## EXERCISE DESCRIPTION
Transcribe the records exactly. Pictures do not belong in the transcription.

__________________________________________________

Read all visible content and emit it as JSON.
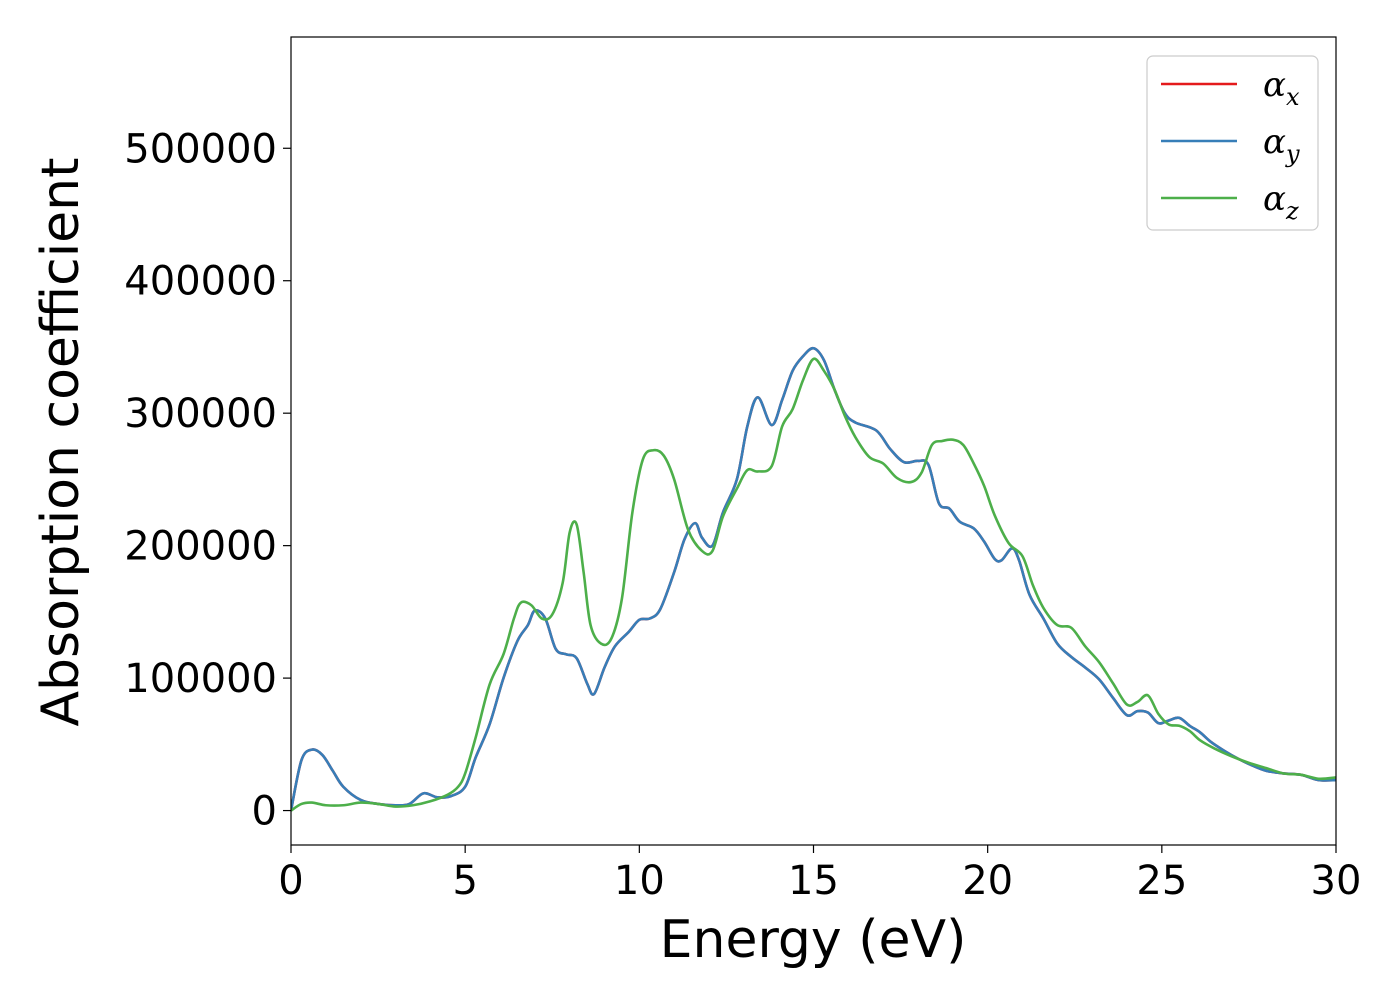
{
  "chart_data": {
    "type": "line",
    "xlabel": "Energy (eV)",
    "ylabel": "Absorption coefficient",
    "xlim": [
      0,
      30
    ],
    "ylim": [
      -26000,
      584000
    ],
    "xticks": [
      0,
      5,
      10,
      15,
      20,
      25,
      30
    ],
    "yticks": [
      0,
      100000,
      200000,
      300000,
      400000,
      500000
    ],
    "xtick_labels": [
      "0",
      "5",
      "10",
      "15",
      "20",
      "25",
      "30"
    ],
    "ytick_labels": [
      "0",
      "100000",
      "200000",
      "300000",
      "400000",
      "500000"
    ],
    "grid": false,
    "legend_position": "top-right",
    "series": [
      {
        "name": "α_x",
        "symbol": "α",
        "sub": "x",
        "color": "#e41a1c",
        "x": [
          0,
          0.3,
          0.6,
          0.9,
          1.2,
          1.5,
          2,
          2.5,
          3,
          3.4,
          3.8,
          4.2,
          4.6,
          5,
          5.3,
          5.7,
          6.1,
          6.5,
          6.8,
          7,
          7.3,
          7.6,
          7.9,
          8.2,
          8.5,
          8.7,
          9,
          9.3,
          9.7,
          10,
          10.3,
          10.6,
          11,
          11.3,
          11.6,
          11.8,
          12.1,
          12.4,
          12.8,
          13.1,
          13.4,
          13.8,
          14.1,
          14.4,
          14.7,
          15,
          15.3,
          15.6,
          15.9,
          16.2,
          16.8,
          17.2,
          17.6,
          18,
          18.3,
          18.6,
          18.9,
          19.2,
          19.6,
          19.9,
          20.2,
          20.4,
          20.7,
          20.9,
          21.2,
          21.6,
          22,
          22.4,
          22.8,
          23.2,
          23.6,
          24,
          24.3,
          24.6,
          24.9,
          25.2,
          25.5,
          25.8,
          26.1,
          26.4,
          26.8,
          27.2,
          27.6,
          28,
          28.5,
          29,
          29.5,
          30
        ],
        "y": [
          0,
          38000,
          46000,
          42000,
          30000,
          18000,
          8000,
          5000,
          4000,
          5000,
          13000,
          10000,
          11000,
          18000,
          40000,
          65000,
          100000,
          128000,
          140000,
          151000,
          145000,
          122000,
          118000,
          115000,
          96000,
          88000,
          108000,
          124000,
          135000,
          144000,
          145000,
          152000,
          180000,
          205000,
          217000,
          206000,
          200000,
          225000,
          250000,
          290000,
          312000,
          291000,
          310000,
          332000,
          343000,
          349000,
          340000,
          318000,
          300000,
          293000,
          287000,
          273000,
          263000,
          264000,
          261000,
          232000,
          228000,
          218000,
          213000,
          203000,
          190000,
          189000,
          198000,
          189000,
          163000,
          145000,
          126000,
          116000,
          108000,
          99000,
          85000,
          72000,
          75000,
          74000,
          66000,
          68000,
          70000,
          64000,
          59000,
          52000,
          45000,
          39000,
          34000,
          30000,
          28000,
          27000,
          23000,
          23000
        ]
      },
      {
        "name": "α_y",
        "symbol": "α",
        "sub": "y",
        "color": "#377eb8",
        "x": [
          0,
          0.3,
          0.6,
          0.9,
          1.2,
          1.5,
          2,
          2.5,
          3,
          3.4,
          3.8,
          4.2,
          4.6,
          5,
          5.3,
          5.7,
          6.1,
          6.5,
          6.8,
          7,
          7.3,
          7.6,
          7.9,
          8.2,
          8.5,
          8.7,
          9,
          9.3,
          9.7,
          10,
          10.3,
          10.6,
          11,
          11.3,
          11.6,
          11.8,
          12.1,
          12.4,
          12.8,
          13.1,
          13.4,
          13.8,
          14.1,
          14.4,
          14.7,
          15,
          15.3,
          15.6,
          15.9,
          16.2,
          16.8,
          17.2,
          17.6,
          18,
          18.3,
          18.6,
          18.9,
          19.2,
          19.6,
          19.9,
          20.2,
          20.4,
          20.7,
          20.9,
          21.2,
          21.6,
          22,
          22.4,
          22.8,
          23.2,
          23.6,
          24,
          24.3,
          24.6,
          24.9,
          25.2,
          25.5,
          25.8,
          26.1,
          26.4,
          26.8,
          27.2,
          27.6,
          28,
          28.5,
          29,
          29.5,
          30
        ],
        "y": [
          0,
          38000,
          46000,
          42000,
          30000,
          18000,
          8000,
          5000,
          4000,
          5000,
          13000,
          10000,
          11000,
          18000,
          40000,
          65000,
          100000,
          128000,
          140000,
          151000,
          145000,
          122000,
          118000,
          115000,
          96000,
          88000,
          108000,
          124000,
          135000,
          144000,
          145000,
          152000,
          180000,
          205000,
          217000,
          206000,
          200000,
          225000,
          250000,
          290000,
          312000,
          291000,
          310000,
          332000,
          343000,
          349000,
          340000,
          318000,
          300000,
          293000,
          287000,
          273000,
          263000,
          264000,
          261000,
          232000,
          228000,
          218000,
          213000,
          203000,
          190000,
          189000,
          198000,
          189000,
          163000,
          145000,
          126000,
          116000,
          108000,
          99000,
          85000,
          72000,
          75000,
          74000,
          66000,
          68000,
          70000,
          64000,
          59000,
          52000,
          45000,
          39000,
          34000,
          30000,
          28000,
          27000,
          23000,
          23000
        ]
      },
      {
        "name": "α_z",
        "symbol": "α",
        "sub": "z",
        "color": "#4daf4a",
        "x": [
          0,
          0.3,
          0.6,
          1,
          1.5,
          2,
          2.5,
          3,
          3.5,
          4,
          4.5,
          4.8,
          5,
          5.3,
          5.7,
          6.1,
          6.4,
          6.6,
          6.9,
          7.2,
          7.5,
          7.8,
          8,
          8.2,
          8.4,
          8.6,
          8.9,
          9.2,
          9.5,
          9.8,
          10.1,
          10.4,
          10.7,
          11,
          11.4,
          11.8,
          12.1,
          12.4,
          12.8,
          13.1,
          13.4,
          13.8,
          14.1,
          14.4,
          14.7,
          15,
          15.3,
          15.6,
          15.9,
          16.2,
          16.6,
          17,
          17.4,
          17.8,
          18.1,
          18.4,
          18.7,
          19,
          19.3,
          19.6,
          19.9,
          20.2,
          20.6,
          21,
          21.3,
          21.6,
          22,
          22.4,
          22.8,
          23.2,
          23.6,
          24,
          24.3,
          24.6,
          24.9,
          25.2,
          25.5,
          25.8,
          26.1,
          26.5,
          27,
          27.5,
          28,
          28.5,
          29,
          29.5,
          30
        ],
        "y": [
          0,
          5000,
          6000,
          4000,
          4000,
          6000,
          5000,
          3000,
          4000,
          7000,
          12000,
          18000,
          28000,
          55000,
          95000,
          118000,
          145000,
          157000,
          155000,
          145000,
          148000,
          172000,
          210000,
          216000,
          180000,
          140000,
          126000,
          130000,
          160000,
          225000,
          265000,
          272000,
          268000,
          250000,
          212000,
          196000,
          196000,
          222000,
          243000,
          257000,
          256000,
          260000,
          290000,
          303000,
          325000,
          341000,
          332000,
          318000,
          298000,
          282000,
          267000,
          262000,
          251000,
          248000,
          255000,
          276000,
          279000,
          280000,
          276000,
          262000,
          245000,
          223000,
          202000,
          192000,
          170000,
          153000,
          140000,
          138000,
          124000,
          112000,
          96000,
          80000,
          82000,
          87000,
          73000,
          65000,
          64000,
          60000,
          53000,
          47000,
          41000,
          36000,
          32000,
          28000,
          27000,
          24000,
          25000
        ]
      }
    ]
  }
}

__________________________________________________

## WRITTEN RESPONSE
Read all visible content and emit it as JSON.
{
  "chart_data": {
    "type": "line",
    "xlabel": "Energy (eV)",
    "ylabel": "Absorption coefficient",
    "xlim": [
      0,
      30
    ],
    "ylim": [
      -26000,
      584000
    ],
    "xticks": [
      0,
      5,
      10,
      15,
      20,
      25,
      30
    ],
    "yticks": [
      0,
      100000,
      200000,
      300000,
      400000,
      500000
    ],
    "xtick_labels": [
      "0",
      "5",
      "10",
      "15",
      "20",
      "25",
      "30"
    ],
    "ytick_labels": [
      "0",
      "100000",
      "200000",
      "300000",
      "400000",
      "500000"
    ],
    "grid": false,
    "legend_position": "top-right",
    "series": [
      {
        "name": "α_x",
        "symbol": "α",
        "sub": "x",
        "color": "#e41a1c",
        "x": [
          0,
          0.3,
          0.6,
          0.9,
          1.2,
          1.5,
          2,
          2.5,
          3,
          3.4,
          3.8,
          4.2,
          4.6,
          5,
          5.3,
          5.7,
          6.1,
          6.5,
          6.8,
          7,
          7.3,
          7.6,
          7.9,
          8.2,
          8.5,
          8.7,
          9,
          9.3,
          9.7,
          10,
          10.3,
          10.6,
          11,
          11.3,
          11.6,
          11.8,
          12.1,
          12.4,
          12.8,
          13.1,
          13.4,
          13.8,
          14.1,
          14.4,
          14.7,
          15,
          15.3,
          15.6,
          15.9,
          16.2,
          16.8,
          17.2,
          17.6,
          18,
          18.3,
          18.6,
          18.9,
          19.2,
          19.6,
          19.9,
          20.2,
          20.4,
          20.7,
          20.9,
          21.2,
          21.6,
          22,
          22.4,
          22.8,
          23.2,
          23.6,
          24,
          24.3,
          24.6,
          24.9,
          25.2,
          25.5,
          25.8,
          26.1,
          26.4,
          26.8,
          27.2,
          27.6,
          28,
          28.5,
          29,
          29.5,
          30
        ],
        "y": [
          0,
          38000,
          46000,
          42000,
          30000,
          18000,
          8000,
          5000,
          4000,
          5000,
          13000,
          10000,
          11000,
          18000,
          40000,
          65000,
          100000,
          128000,
          140000,
          151000,
          145000,
          122000,
          118000,
          115000,
          96000,
          88000,
          108000,
          124000,
          135000,
          144000,
          145000,
          152000,
          180000,
          205000,
          217000,
          206000,
          200000,
          225000,
          250000,
          290000,
          312000,
          291000,
          310000,
          332000,
          343000,
          349000,
          340000,
          318000,
          300000,
          293000,
          287000,
          273000,
          263000,
          264000,
          261000,
          232000,
          228000,
          218000,
          213000,
          203000,
          190000,
          189000,
          198000,
          189000,
          163000,
          145000,
          126000,
          116000,
          108000,
          99000,
          85000,
          72000,
          75000,
          74000,
          66000,
          68000,
          70000,
          64000,
          59000,
          52000,
          45000,
          39000,
          34000,
          30000,
          28000,
          27000,
          23000,
          23000
        ]
      },
      {
        "name": "α_y",
        "symbol": "α",
        "sub": "y",
        "color": "#377eb8",
        "x": [
          0,
          0.3,
          0.6,
          0.9,
          1.2,
          1.5,
          2,
          2.5,
          3,
          3.4,
          3.8,
          4.2,
          4.6,
          5,
          5.3,
          5.7,
          6.1,
          6.5,
          6.8,
          7,
          7.3,
          7.6,
          7.9,
          8.2,
          8.5,
          8.7,
          9,
          9.3,
          9.7,
          10,
          10.3,
          10.6,
          11,
          11.3,
          11.6,
          11.8,
          12.1,
          12.4,
          12.8,
          13.1,
          13.4,
          13.8,
          14.1,
          14.4,
          14.7,
          15,
          15.3,
          15.6,
          15.9,
          16.2,
          16.8,
          17.2,
          17.6,
          18,
          18.3,
          18.6,
          18.9,
          19.2,
          19.6,
          19.9,
          20.2,
          20.4,
          20.7,
          20.9,
          21.2,
          21.6,
          22,
          22.4,
          22.8,
          23.2,
          23.6,
          24,
          24.3,
          24.6,
          24.9,
          25.2,
          25.5,
          25.8,
          26.1,
          26.4,
          26.8,
          27.2,
          27.6,
          28,
          28.5,
          29,
          29.5,
          30
        ],
        "y": [
          0,
          38000,
          46000,
          42000,
          30000,
          18000,
          8000,
          5000,
          4000,
          5000,
          13000,
          10000,
          11000,
          18000,
          40000,
          65000,
          100000,
          128000,
          140000,
          151000,
          145000,
          122000,
          118000,
          115000,
          96000,
          88000,
          108000,
          124000,
          135000,
          144000,
          145000,
          152000,
          180000,
          205000,
          217000,
          206000,
          200000,
          225000,
          250000,
          290000,
          312000,
          291000,
          310000,
          332000,
          343000,
          349000,
          340000,
          318000,
          300000,
          293000,
          287000,
          273000,
          263000,
          264000,
          261000,
          232000,
          228000,
          218000,
          213000,
          203000,
          190000,
          189000,
          198000,
          189000,
          163000,
          145000,
          126000,
          116000,
          108000,
          99000,
          85000,
          72000,
          75000,
          74000,
          66000,
          68000,
          70000,
          64000,
          59000,
          52000,
          45000,
          39000,
          34000,
          30000,
          28000,
          27000,
          23000,
          23000
        ]
      },
      {
        "name": "α_z",
        "symbol": "α",
        "sub": "z",
        "color": "#4daf4a",
        "x": [
          0,
          0.3,
          0.6,
          1,
          1.5,
          2,
          2.5,
          3,
          3.5,
          4,
          4.5,
          4.8,
          5,
          5.3,
          5.7,
          6.1,
          6.4,
          6.6,
          6.9,
          7.2,
          7.5,
          7.8,
          8,
          8.2,
          8.4,
          8.6,
          8.9,
          9.2,
          9.5,
          9.8,
          10.1,
          10.4,
          10.7,
          11,
          11.4,
          11.8,
          12.1,
          12.4,
          12.8,
          13.1,
          13.4,
          13.8,
          14.1,
          14.4,
          14.7,
          15,
          15.3,
          15.6,
          15.9,
          16.2,
          16.6,
          17,
          17.4,
          17.8,
          18.1,
          18.4,
          18.7,
          19,
          19.3,
          19.6,
          19.9,
          20.2,
          20.6,
          21,
          21.3,
          21.6,
          22,
          22.4,
          22.8,
          23.2,
          23.6,
          24,
          24.3,
          24.6,
          24.9,
          25.2,
          25.5,
          25.8,
          26.1,
          26.5,
          27,
          27.5,
          28,
          28.5,
          29,
          29.5,
          30
        ],
        "y": [
          0,
          5000,
          6000,
          4000,
          4000,
          6000,
          5000,
          3000,
          4000,
          7000,
          12000,
          18000,
          28000,
          55000,
          95000,
          118000,
          145000,
          157000,
          155000,
          145000,
          148000,
          172000,
          210000,
          216000,
          180000,
          140000,
          126000,
          130000,
          160000,
          225000,
          265000,
          272000,
          268000,
          250000,
          212000,
          196000,
          196000,
          222000,
          243000,
          257000,
          256000,
          260000,
          290000,
          303000,
          325000,
          341000,
          332000,
          318000,
          298000,
          282000,
          267000,
          262000,
          251000,
          248000,
          255000,
          276000,
          279000,
          280000,
          276000,
          262000,
          245000,
          223000,
          202000,
          192000,
          170000,
          153000,
          140000,
          138000,
          124000,
          112000,
          96000,
          80000,
          82000,
          87000,
          73000,
          65000,
          64000,
          60000,
          53000,
          47000,
          41000,
          36000,
          32000,
          28000,
          27000,
          24000,
          25000
        ]
      }
    ]
  }
}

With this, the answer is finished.